Exercise instructions:
Review the listing and copy each line that holds the word "page".

Supplied entries:
====
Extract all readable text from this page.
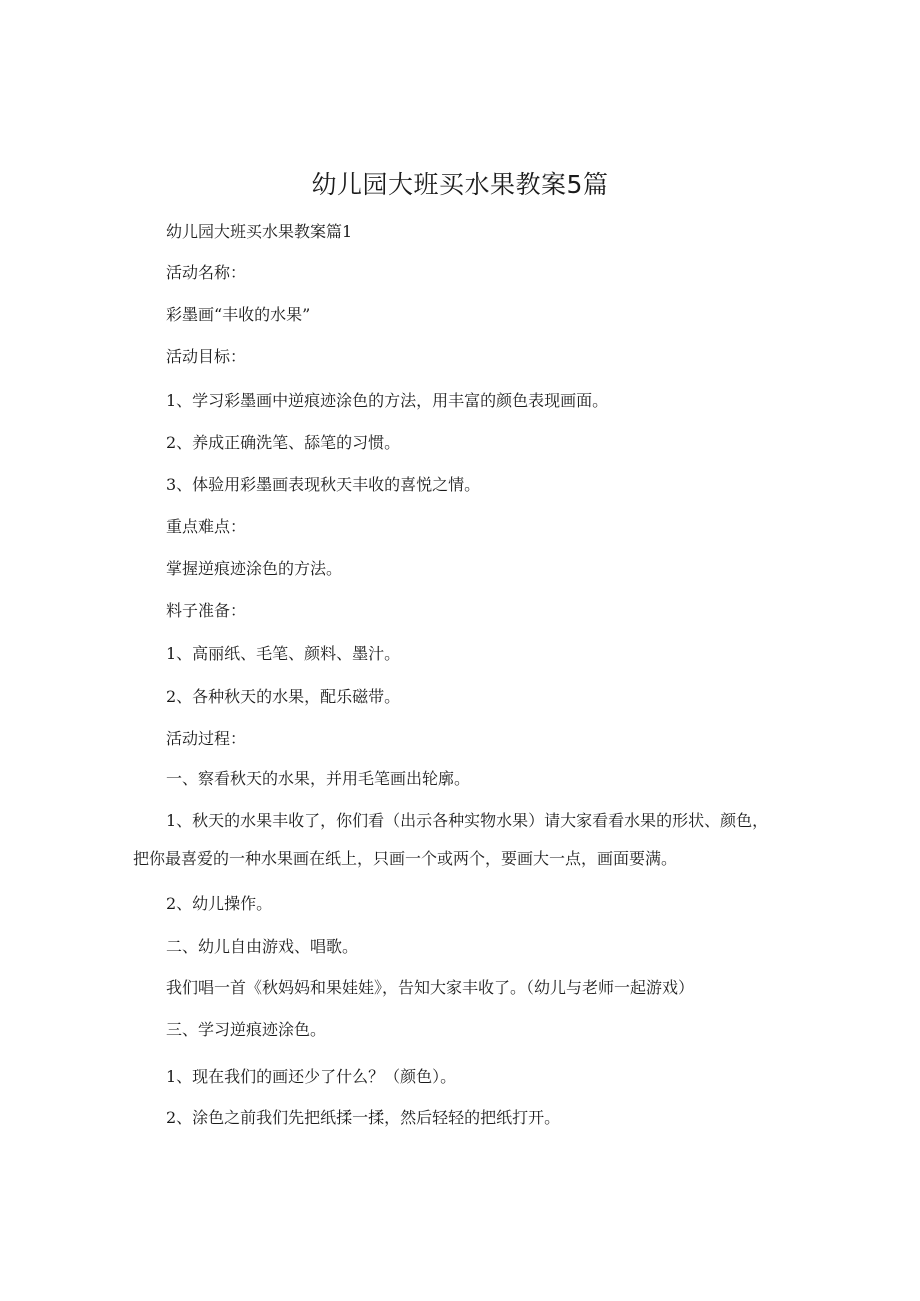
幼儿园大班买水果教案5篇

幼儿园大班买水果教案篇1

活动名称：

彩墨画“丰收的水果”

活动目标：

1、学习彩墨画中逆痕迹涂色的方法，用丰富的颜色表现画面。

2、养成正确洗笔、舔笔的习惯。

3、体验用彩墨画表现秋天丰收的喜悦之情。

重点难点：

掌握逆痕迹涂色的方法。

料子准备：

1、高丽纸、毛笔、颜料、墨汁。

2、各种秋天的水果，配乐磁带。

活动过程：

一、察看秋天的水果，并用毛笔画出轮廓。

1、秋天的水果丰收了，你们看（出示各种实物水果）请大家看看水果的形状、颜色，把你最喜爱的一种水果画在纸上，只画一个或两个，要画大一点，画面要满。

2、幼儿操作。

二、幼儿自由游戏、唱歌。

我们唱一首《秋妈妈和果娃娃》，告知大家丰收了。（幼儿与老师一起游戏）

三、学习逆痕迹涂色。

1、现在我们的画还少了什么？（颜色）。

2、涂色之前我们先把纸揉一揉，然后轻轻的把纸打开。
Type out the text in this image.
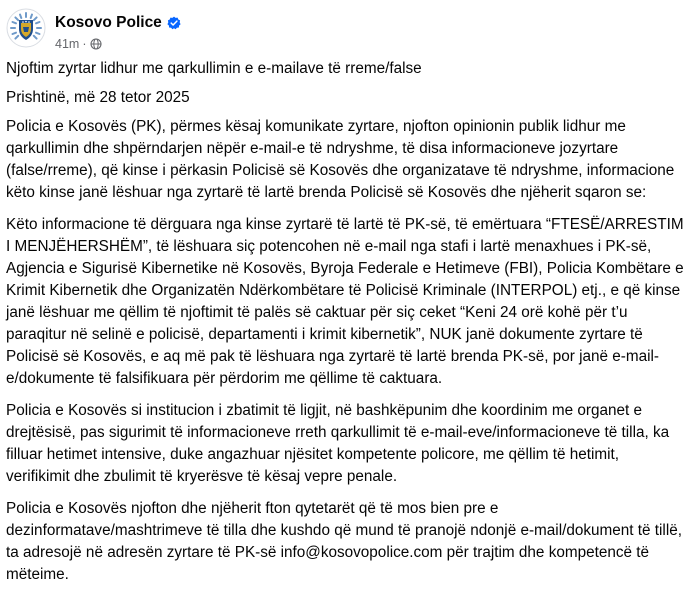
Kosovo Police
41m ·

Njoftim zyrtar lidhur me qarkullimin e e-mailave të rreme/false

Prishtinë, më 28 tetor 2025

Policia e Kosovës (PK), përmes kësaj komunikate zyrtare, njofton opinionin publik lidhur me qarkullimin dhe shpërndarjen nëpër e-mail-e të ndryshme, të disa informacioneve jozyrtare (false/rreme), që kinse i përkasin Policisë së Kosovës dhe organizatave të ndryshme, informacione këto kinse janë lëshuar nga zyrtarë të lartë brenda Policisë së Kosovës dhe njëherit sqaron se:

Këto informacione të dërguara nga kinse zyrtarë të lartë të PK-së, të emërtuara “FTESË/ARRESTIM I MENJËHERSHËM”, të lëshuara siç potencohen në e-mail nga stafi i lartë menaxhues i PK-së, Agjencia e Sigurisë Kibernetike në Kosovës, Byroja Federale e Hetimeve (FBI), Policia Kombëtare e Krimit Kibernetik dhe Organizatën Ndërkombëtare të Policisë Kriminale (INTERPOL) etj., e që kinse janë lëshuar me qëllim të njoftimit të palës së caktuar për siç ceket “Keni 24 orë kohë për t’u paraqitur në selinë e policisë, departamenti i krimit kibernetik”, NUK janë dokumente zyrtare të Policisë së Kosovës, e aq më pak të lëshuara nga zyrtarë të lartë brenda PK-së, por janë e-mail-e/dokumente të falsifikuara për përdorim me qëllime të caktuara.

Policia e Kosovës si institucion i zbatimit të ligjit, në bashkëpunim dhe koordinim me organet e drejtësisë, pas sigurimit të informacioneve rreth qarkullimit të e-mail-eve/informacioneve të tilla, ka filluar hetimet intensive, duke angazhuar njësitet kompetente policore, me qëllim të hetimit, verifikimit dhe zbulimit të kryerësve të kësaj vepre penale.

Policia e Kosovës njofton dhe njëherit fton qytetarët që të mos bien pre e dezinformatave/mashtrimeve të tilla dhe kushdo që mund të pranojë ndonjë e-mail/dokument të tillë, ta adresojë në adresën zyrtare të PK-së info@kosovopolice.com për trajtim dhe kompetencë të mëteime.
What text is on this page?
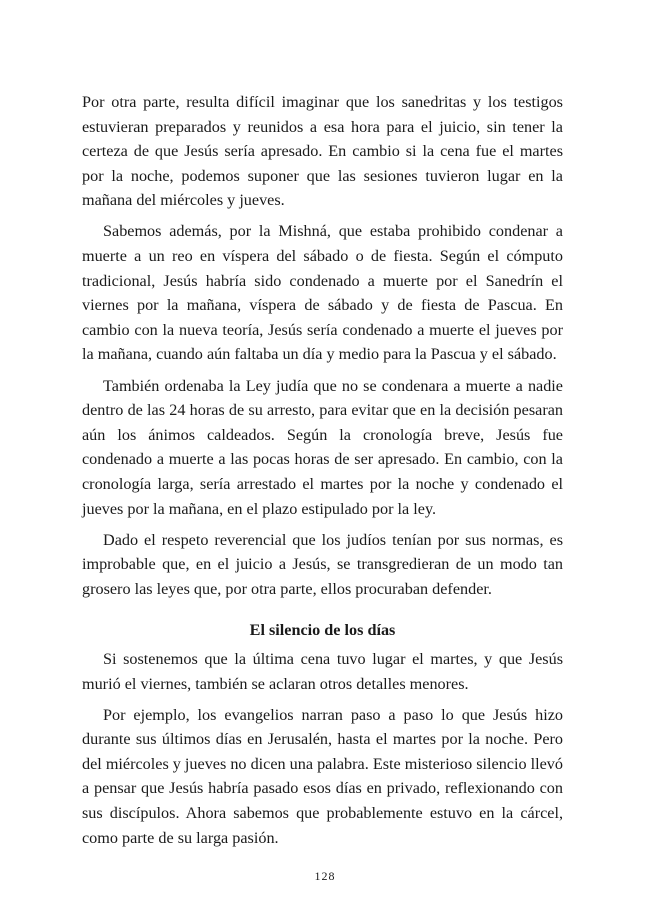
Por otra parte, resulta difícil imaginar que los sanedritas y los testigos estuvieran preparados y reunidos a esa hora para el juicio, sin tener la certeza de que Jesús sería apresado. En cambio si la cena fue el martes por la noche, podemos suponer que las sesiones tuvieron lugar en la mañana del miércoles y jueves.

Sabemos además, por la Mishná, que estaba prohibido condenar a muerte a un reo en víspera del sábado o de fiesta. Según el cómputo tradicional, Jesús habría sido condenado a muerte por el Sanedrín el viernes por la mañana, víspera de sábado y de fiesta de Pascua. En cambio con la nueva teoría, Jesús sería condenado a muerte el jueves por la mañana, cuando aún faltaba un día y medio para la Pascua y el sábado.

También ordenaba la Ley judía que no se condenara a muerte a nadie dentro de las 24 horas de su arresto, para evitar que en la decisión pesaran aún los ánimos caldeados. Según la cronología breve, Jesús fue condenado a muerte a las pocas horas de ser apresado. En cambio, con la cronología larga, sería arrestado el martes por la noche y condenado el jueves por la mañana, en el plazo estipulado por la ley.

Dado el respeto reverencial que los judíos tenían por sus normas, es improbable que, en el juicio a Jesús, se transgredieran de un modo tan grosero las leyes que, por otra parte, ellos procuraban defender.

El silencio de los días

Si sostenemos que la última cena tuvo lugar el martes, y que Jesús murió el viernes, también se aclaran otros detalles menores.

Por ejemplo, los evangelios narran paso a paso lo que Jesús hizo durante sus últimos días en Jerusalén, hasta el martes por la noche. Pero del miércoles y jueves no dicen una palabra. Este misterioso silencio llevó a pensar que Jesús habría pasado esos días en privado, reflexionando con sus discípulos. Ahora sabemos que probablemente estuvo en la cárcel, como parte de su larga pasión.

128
====
Response to the exercise:
Extract all readable text from this page.
What text is on this page?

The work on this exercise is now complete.